--- Begin SUPPLIED RECORDS ---
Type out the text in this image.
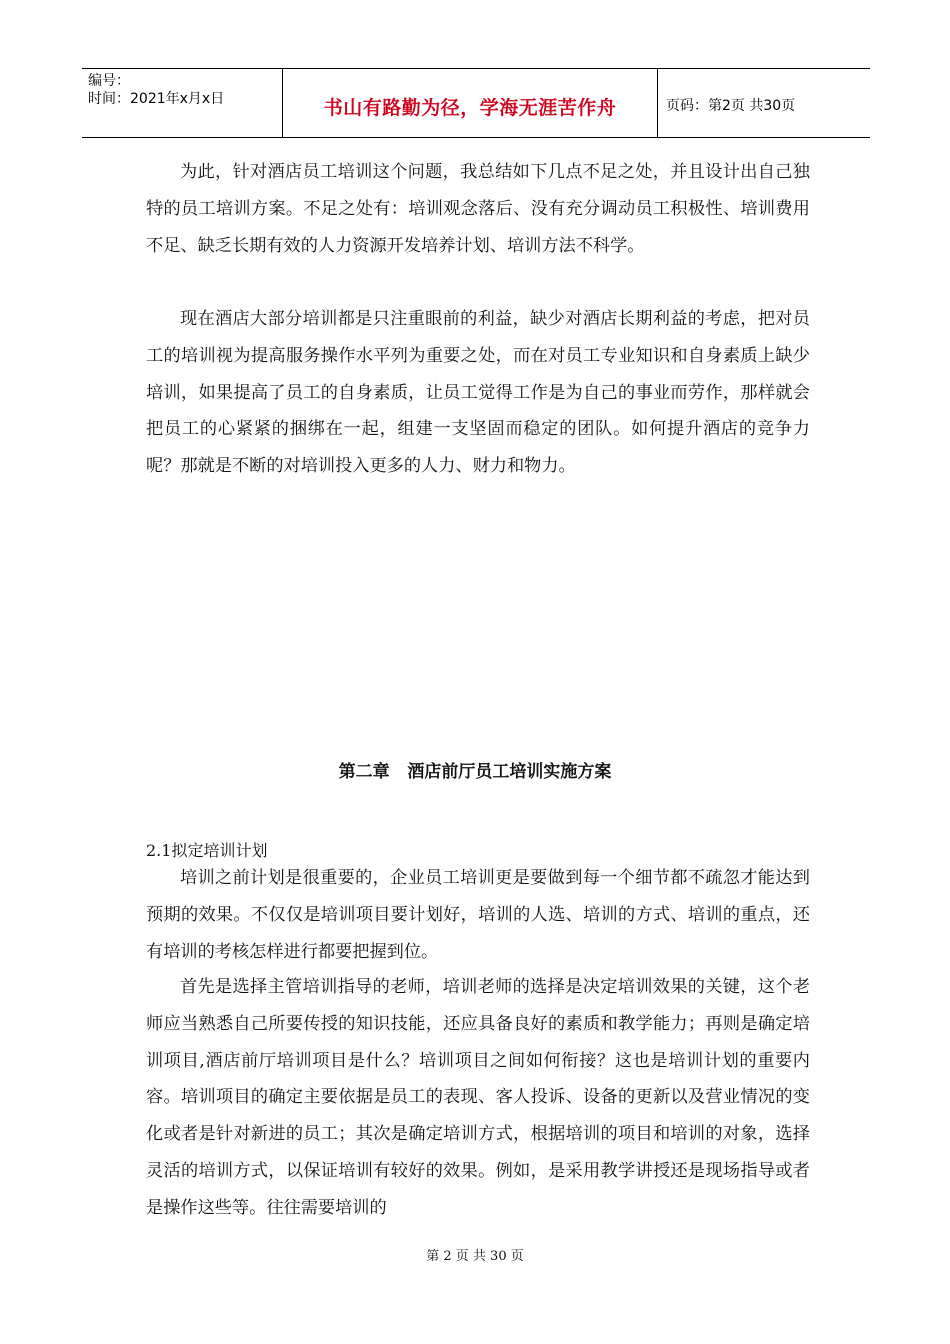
编号：
时间：2021年x月x日	书山有路勤为径，学海无涯苦作舟	页码：第2页 共30页

为此，针对酒店员工培训这个问题，我总结如下几点不足之处，并且设计出自己独特的员工培训方案。不足之处有：培训观念落后、没有充分调动员工积极性、培训费用不足、缺乏长期有效的人力资源开发培养计划、培训方法不科学。

现在酒店大部分培训都是只注重眼前的利益，缺少对酒店长期利益的考虑，把对员工的培训视为提高服务操作水平列为重要之处，而在对员工专业知识和自身素质上缺少培训，如果提高了员工的自身素质，让员工觉得工作是为自己的事业而劳作，那样就会把员工的心紧紧的捆绑在一起，组建一支坚固而稳定的团队。如何提升酒店的竞争力呢？那就是不断的对培训投入更多的人力、财力和物力。

第二章   酒店前厅员工培训实施方案
2.1拟定培训计划

培训之前计划是很重要的，企业员工培训更是要做到每一个细节都不疏忽才能达到预期的效果。不仅仅是培训项目要计划好，培训的人选、培训的方式、培训的重点，还有培训的考核怎样进行都要把握到位。

首先是选择主管培训指导的老师，培训老师的选择是决定培训效果的关键，这个老师应当熟悉自己所要传授的知识技能，还应具备良好的素质和教学能力；再则是确定培训项目,酒店前厅培训项目是什么？培训项目之间如何衔接？这也是培训计划的重要内容。培训项目的确定主要依据是员工的表现、客人投诉、设备的更新以及营业情况的变化或者是针对新进的员工；其次是确定培训方式，根据培训的项目和培训的对象，选择灵活的培训方式，以保证培训有较好的效果。例如，是采用教学讲授还是现场指导或者是操作这些等。往往需要培训的

第 2 页 共 30 页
--- End SUPPLIED RECORDS ---
### [DIRECTION]
Transcribe every record above exactly, leaving out the pictures.

### [TASK OUTPUT]
Type out the text in this image.
编号：
时间：2021年x月x日	书山有路勤为径，学海无涯苦作舟	页码：第2页 共30页

为此，针对酒店员工培训这个问题，我总结如下几点不足之处，并且设计出自己独特的员工培训方案。不足之处有：培训观念落后、没有充分调动员工积极性、培训费用不足、缺乏长期有效的人力资源开发培养计划、培训方法不科学。

现在酒店大部分培训都是只注重眼前的利益，缺少对酒店长期利益的考虑，把对员工的培训视为提高服务操作水平列为重要之处，而在对员工专业知识和自身素质上缺少培训，如果提高了员工的自身素质，让员工觉得工作是为自己的事业而劳作，那样就会把员工的心紧紧的捆绑在一起，组建一支坚固而稳定的团队。如何提升酒店的竞争力呢？那就是不断的对培训投入更多的人力、财力和物力。

第二章   酒店前厅员工培训实施方案
2.1拟定培训计划

培训之前计划是很重要的，企业员工培训更是要做到每一个细节都不疏忽才能达到预期的效果。不仅仅是培训项目要计划好，培训的人选、培训的方式、培训的重点，还有培训的考核怎样进行都要把握到位。

首先是选择主管培训指导的老师，培训老师的选择是决定培训效果的关键，这个老师应当熟悉自己所要传授的知识技能，还应具备良好的素质和教学能力；再则是确定培训项目,酒店前厅培训项目是什么？培训项目之间如何衔接？这也是培训计划的重要内容。培训项目的确定主要依据是员工的表现、客人投诉、设备的更新以及营业情况的变化或者是针对新进的员工；其次是确定培训方式，根据培训的项目和培训的对象，选择灵活的培训方式，以保证培训有较好的效果。例如，是采用教学讲授还是现场指导或者是操作这些等。往往需要培训的

第 2 页 共 30 页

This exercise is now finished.